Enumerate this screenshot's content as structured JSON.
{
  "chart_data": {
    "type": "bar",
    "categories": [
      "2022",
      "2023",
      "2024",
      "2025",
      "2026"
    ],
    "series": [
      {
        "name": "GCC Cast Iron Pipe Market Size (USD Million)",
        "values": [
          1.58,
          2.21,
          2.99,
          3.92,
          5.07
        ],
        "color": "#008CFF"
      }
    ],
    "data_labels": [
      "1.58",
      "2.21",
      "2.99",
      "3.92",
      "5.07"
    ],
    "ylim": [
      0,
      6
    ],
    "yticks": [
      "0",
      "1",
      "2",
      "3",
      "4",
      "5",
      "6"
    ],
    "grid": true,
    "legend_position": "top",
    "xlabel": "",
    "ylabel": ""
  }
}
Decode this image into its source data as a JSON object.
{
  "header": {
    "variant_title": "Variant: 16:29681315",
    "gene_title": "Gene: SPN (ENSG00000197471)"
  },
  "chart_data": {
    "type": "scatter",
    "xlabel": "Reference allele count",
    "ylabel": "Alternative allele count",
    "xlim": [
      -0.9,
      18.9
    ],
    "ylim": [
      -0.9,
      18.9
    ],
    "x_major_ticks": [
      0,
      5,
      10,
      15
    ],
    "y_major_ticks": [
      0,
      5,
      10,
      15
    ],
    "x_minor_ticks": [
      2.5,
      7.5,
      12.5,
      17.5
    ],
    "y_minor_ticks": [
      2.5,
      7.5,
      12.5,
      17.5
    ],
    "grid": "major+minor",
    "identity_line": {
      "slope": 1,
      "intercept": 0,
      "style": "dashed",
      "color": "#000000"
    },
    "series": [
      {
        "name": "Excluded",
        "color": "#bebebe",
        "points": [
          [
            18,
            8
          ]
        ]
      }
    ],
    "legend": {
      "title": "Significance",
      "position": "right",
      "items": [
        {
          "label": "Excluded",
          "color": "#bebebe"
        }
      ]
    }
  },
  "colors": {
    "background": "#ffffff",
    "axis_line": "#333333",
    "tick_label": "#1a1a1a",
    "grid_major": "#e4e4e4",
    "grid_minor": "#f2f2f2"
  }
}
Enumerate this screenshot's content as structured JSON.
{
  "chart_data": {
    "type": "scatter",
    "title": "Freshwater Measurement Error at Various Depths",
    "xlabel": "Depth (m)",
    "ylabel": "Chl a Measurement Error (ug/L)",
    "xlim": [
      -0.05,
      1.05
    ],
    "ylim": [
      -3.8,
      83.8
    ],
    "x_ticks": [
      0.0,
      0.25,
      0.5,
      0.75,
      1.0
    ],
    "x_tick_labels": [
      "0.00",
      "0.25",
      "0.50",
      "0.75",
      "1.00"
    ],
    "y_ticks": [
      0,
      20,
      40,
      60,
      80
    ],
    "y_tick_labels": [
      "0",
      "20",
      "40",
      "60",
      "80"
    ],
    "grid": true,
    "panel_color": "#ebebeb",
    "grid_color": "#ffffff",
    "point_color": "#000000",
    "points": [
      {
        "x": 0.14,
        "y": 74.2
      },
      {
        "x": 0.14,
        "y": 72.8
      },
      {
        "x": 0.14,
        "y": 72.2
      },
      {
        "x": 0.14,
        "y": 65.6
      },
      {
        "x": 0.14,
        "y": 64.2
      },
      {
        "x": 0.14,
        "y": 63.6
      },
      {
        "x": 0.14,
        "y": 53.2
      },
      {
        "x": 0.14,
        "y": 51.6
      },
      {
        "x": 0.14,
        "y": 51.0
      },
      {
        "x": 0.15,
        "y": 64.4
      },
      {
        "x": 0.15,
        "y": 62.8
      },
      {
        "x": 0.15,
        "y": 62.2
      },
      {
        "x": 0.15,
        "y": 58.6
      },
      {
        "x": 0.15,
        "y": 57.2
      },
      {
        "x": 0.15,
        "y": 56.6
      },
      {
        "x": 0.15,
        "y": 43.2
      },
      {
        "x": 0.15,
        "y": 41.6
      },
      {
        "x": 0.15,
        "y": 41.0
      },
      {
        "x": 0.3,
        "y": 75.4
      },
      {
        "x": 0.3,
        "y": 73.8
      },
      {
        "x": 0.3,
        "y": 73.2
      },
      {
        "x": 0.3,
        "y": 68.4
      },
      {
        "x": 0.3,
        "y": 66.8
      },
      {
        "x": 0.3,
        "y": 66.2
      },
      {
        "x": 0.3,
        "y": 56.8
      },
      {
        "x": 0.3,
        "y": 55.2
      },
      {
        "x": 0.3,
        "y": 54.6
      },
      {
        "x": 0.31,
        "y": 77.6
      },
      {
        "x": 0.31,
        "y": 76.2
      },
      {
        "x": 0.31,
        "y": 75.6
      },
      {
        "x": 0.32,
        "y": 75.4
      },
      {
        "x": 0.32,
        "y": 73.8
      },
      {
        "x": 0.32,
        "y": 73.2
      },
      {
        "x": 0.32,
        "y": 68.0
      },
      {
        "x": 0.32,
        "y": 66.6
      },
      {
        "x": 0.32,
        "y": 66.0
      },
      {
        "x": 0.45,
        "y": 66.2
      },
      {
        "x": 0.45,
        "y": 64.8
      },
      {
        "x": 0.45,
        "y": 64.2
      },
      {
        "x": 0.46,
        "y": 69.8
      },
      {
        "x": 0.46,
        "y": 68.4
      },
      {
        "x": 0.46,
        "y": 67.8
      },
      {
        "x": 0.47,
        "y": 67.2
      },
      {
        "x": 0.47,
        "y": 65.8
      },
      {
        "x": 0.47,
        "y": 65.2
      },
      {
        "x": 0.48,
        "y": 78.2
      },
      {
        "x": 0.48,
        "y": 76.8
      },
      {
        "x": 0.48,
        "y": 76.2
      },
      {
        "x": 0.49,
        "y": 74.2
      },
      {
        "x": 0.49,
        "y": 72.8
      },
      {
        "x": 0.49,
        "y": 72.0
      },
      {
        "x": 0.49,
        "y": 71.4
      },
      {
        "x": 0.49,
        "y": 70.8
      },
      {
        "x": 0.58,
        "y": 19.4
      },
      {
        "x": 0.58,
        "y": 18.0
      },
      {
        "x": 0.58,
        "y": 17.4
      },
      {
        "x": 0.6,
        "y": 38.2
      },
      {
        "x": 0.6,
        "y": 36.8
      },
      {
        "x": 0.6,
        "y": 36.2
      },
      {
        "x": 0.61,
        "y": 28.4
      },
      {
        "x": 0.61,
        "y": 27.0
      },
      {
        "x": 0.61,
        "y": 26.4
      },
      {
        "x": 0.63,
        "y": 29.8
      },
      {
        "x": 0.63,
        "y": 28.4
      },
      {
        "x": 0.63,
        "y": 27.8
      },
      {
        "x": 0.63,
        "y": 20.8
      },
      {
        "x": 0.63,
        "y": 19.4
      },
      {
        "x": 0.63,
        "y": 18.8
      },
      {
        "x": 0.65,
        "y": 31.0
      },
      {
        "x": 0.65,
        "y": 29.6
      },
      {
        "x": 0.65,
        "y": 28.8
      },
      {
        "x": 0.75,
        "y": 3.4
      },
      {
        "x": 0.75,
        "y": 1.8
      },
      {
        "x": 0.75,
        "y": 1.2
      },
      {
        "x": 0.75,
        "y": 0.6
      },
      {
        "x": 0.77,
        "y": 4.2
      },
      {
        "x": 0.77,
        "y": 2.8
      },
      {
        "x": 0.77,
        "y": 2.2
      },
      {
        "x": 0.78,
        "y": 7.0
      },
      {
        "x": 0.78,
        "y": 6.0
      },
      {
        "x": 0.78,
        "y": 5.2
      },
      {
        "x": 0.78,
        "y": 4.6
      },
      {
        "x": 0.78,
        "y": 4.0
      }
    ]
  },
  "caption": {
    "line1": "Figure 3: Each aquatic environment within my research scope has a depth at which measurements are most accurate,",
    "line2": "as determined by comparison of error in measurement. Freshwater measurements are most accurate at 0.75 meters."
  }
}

Exercise instructions – Set down the listing in full, keeping every word exactly as it is.

Answer to this exercise –
Enumerate this screenshot's content as structured JSON.
{
  "chart_data": {
    "type": "bar",
    "categories": [
      "2022",
      "2023",
      "2024",
      "2025",
      "2026"
    ],
    "series": [
      {
        "name": "GCC Cast Iron Pipe Market Size (USD Million)",
        "values": [
          1.58,
          2.21,
          2.99,
          3.92,
          5.07
        ],
        "color": "#008CFF"
      }
    ],
    "data_labels": [
      "1.58",
      "2.21",
      "2.99",
      "3.92",
      "5.07"
    ],
    "ylim": [
      0,
      6
    ],
    "yticks": [
      "0",
      "1",
      "2",
      "3",
      "4",
      "5",
      "6"
    ],
    "grid": true,
    "legend_position": "top",
    "xlabel": "",
    "ylabel": ""
  }
}
Decode this image into its source data as a JSON object.
{
  "header": {
    "variant_title": "Variant: 16:29681315",
    "gene_title": "Gene: SPN (ENSG00000197471)"
  },
  "chart_data": {
    "type": "scatter",
    "xlabel": "Reference allele count",
    "ylabel": "Alternative allele count",
    "xlim": [
      -0.9,
      18.9
    ],
    "ylim": [
      -0.9,
      18.9
    ],
    "x_major_ticks": [
      0,
      5,
      10,
      15
    ],
    "y_major_ticks": [
      0,
      5,
      10,
      15
    ],
    "x_minor_ticks": [
      2.5,
      7.5,
      12.5,
      17.5
    ],
    "y_minor_ticks": [
      2.5,
      7.5,
      12.5,
      17.5
    ],
    "grid": "major+minor",
    "identity_line": {
      "slope": 1,
      "intercept": 0,
      "style": "dashed",
      "color": "#000000"
    },
    "series": [
      {
        "name": "Excluded",
        "color": "#bebebe",
        "points": [
          [
            18,
            8
          ]
        ]
      }
    ],
    "legend": {
      "title": "Significance",
      "position": "right",
      "items": [
        {
          "label": "Excluded",
          "color": "#bebebe"
        }
      ]
    }
  },
  "colors": {
    "background": "#ffffff",
    "axis_line": "#333333",
    "tick_label": "#1a1a1a",
    "grid_major": "#e4e4e4",
    "grid_minor": "#f2f2f2"
  }
}
Enumerate this screenshot's content as structured JSON.
{
  "chart_data": {
    "type": "scatter",
    "title": "Freshwater Measurement Error at Various Depths",
    "xlabel": "Depth (m)",
    "ylabel": "Chl a Measurement Error (ug/L)",
    "xlim": [
      -0.05,
      1.05
    ],
    "ylim": [
      -3.8,
      83.8
    ],
    "x_ticks": [
      0.0,
      0.25,
      0.5,
      0.75,
      1.0
    ],
    "x_tick_labels": [
      "0.00",
      "0.25",
      "0.50",
      "0.75",
      "1.00"
    ],
    "y_ticks": [
      0,
      20,
      40,
      60,
      80
    ],
    "y_tick_labels": [
      "0",
      "20",
      "40",
      "60",
      "80"
    ],
    "grid": true,
    "panel_color": "#ebebeb",
    "grid_color": "#ffffff",
    "point_color": "#000000",
    "points": [
      {
        "x": 0.14,
        "y": 74.2
      },
      {
        "x": 0.14,
        "y": 72.8
      },
      {
        "x": 0.14,
        "y": 72.2
      },
      {
        "x": 0.14,
        "y": 65.6
      },
      {
        "x": 0.14,
        "y": 64.2
      },
      {
        "x": 0.14,
        "y": 63.6
      },
      {
        "x": 0.14,
        "y": 53.2
      },
      {
        "x": 0.14,
        "y": 51.6
      },
      {
        "x": 0.14,
        "y": 51.0
      },
      {
        "x": 0.15,
        "y": 64.4
      },
      {
        "x": 0.15,
        "y": 62.8
      },
      {
        "x": 0.15,
        "y": 62.2
      },
      {
        "x": 0.15,
        "y": 58.6
      },
      {
        "x": 0.15,
        "y": 57.2
      },
      {
        "x": 0.15,
        "y": 56.6
      },
      {
        "x": 0.15,
        "y": 43.2
      },
      {
        "x": 0.15,
        "y": 41.6
      },
      {
        "x": 0.15,
        "y": 41.0
      },
      {
        "x": 0.3,
        "y": 75.4
      },
      {
        "x": 0.3,
        "y": 73.8
      },
      {
        "x": 0.3,
        "y": 73.2
      },
      {
        "x": 0.3,
        "y": 68.4
      },
      {
        "x": 0.3,
        "y": 66.8
      },
      {
        "x": 0.3,
        "y": 66.2
      },
      {
        "x": 0.3,
        "y": 56.8
      },
      {
        "x": 0.3,
        "y": 55.2
      },
      {
        "x": 0.3,
        "y": 54.6
      },
      {
        "x": 0.31,
        "y": 77.6
      },
      {
        "x": 0.31,
        "y": 76.2
      },
      {
        "x": 0.31,
        "y": 75.6
      },
      {
        "x": 0.32,
        "y": 75.4
      },
      {
        "x": 0.32,
        "y": 73.8
      },
      {
        "x": 0.32,
        "y": 73.2
      },
      {
        "x": 0.32,
        "y": 68.0
      },
      {
        "x": 0.32,
        "y": 66.6
      },
      {
        "x": 0.32,
        "y": 66.0
      },
      {
        "x": 0.45,
        "y": 66.2
      },
      {
        "x": 0.45,
        "y": 64.8
      },
      {
        "x": 0.45,
        "y": 64.2
      },
      {
        "x": 0.46,
        "y": 69.8
      },
      {
        "x": 0.46,
        "y": 68.4
      },
      {
        "x": 0.46,
        "y": 67.8
      },
      {
        "x": 0.47,
        "y": 67.2
      },
      {
        "x": 0.47,
        "y": 65.8
      },
      {
        "x": 0.47,
        "y": 65.2
      },
      {
        "x": 0.48,
        "y": 78.2
      },
      {
        "x": 0.48,
        "y": 76.8
      },
      {
        "x": 0.48,
        "y": 76.2
      },
      {
        "x": 0.49,
        "y": 74.2
      },
      {
        "x": 0.49,
        "y": 72.8
      },
      {
        "x": 0.49,
        "y": 72.0
      },
      {
        "x": 0.49,
        "y": 71.4
      },
      {
        "x": 0.49,
        "y": 70.8
      },
      {
        "x": 0.58,
        "y": 19.4
      },
      {
        "x": 0.58,
        "y": 18.0
      },
      {
        "x": 0.58,
        "y": 17.4
      },
      {
        "x": 0.6,
        "y": 38.2
      },
      {
        "x": 0.6,
        "y": 36.8
      },
      {
        "x": 0.6,
        "y": 36.2
      },
      {
        "x": 0.61,
        "y": 28.4
      },
      {
        "x": 0.61,
        "y": 27.0
      },
      {
        "x": 0.61,
        "y": 26.4
      },
      {
        "x": 0.63,
        "y": 29.8
      },
      {
        "x": 0.63,
        "y": 28.4
      },
      {
        "x": 0.63,
        "y": 27.8
      },
      {
        "x": 0.63,
        "y": 20.8
      },
      {
        "x": 0.63,
        "y": 19.4
      },
      {
        "x": 0.63,
        "y": 18.8
      },
      {
        "x": 0.65,
        "y": 31.0
      },
      {
        "x": 0.65,
        "y": 29.6
      },
      {
        "x": 0.65,
        "y": 28.8
      },
      {
        "x": 0.75,
        "y": 3.4
      },
      {
        "x": 0.75,
        "y": 1.8
      },
      {
        "x": 0.75,
        "y": 1.2
      },
      {
        "x": 0.75,
        "y": 0.6
      },
      {
        "x": 0.77,
        "y": 4.2
      },
      {
        "x": 0.77,
        "y": 2.8
      },
      {
        "x": 0.77,
        "y": 2.2
      },
      {
        "x": 0.78,
        "y": 7.0
      },
      {
        "x": 0.78,
        "y": 6.0
      },
      {
        "x": 0.78,
        "y": 5.2
      },
      {
        "x": 0.78,
        "y": 4.6
      },
      {
        "x": 0.78,
        "y": 4.0
      }
    ]
  },
  "caption": {
    "line1": "Figure 3: Each aquatic environment within my research scope has a depth at which measurements are most accurate,",
    "line2": "as determined by comparison of error in measurement. Freshwater measurements are most accurate at 0.75 meters."
  }
}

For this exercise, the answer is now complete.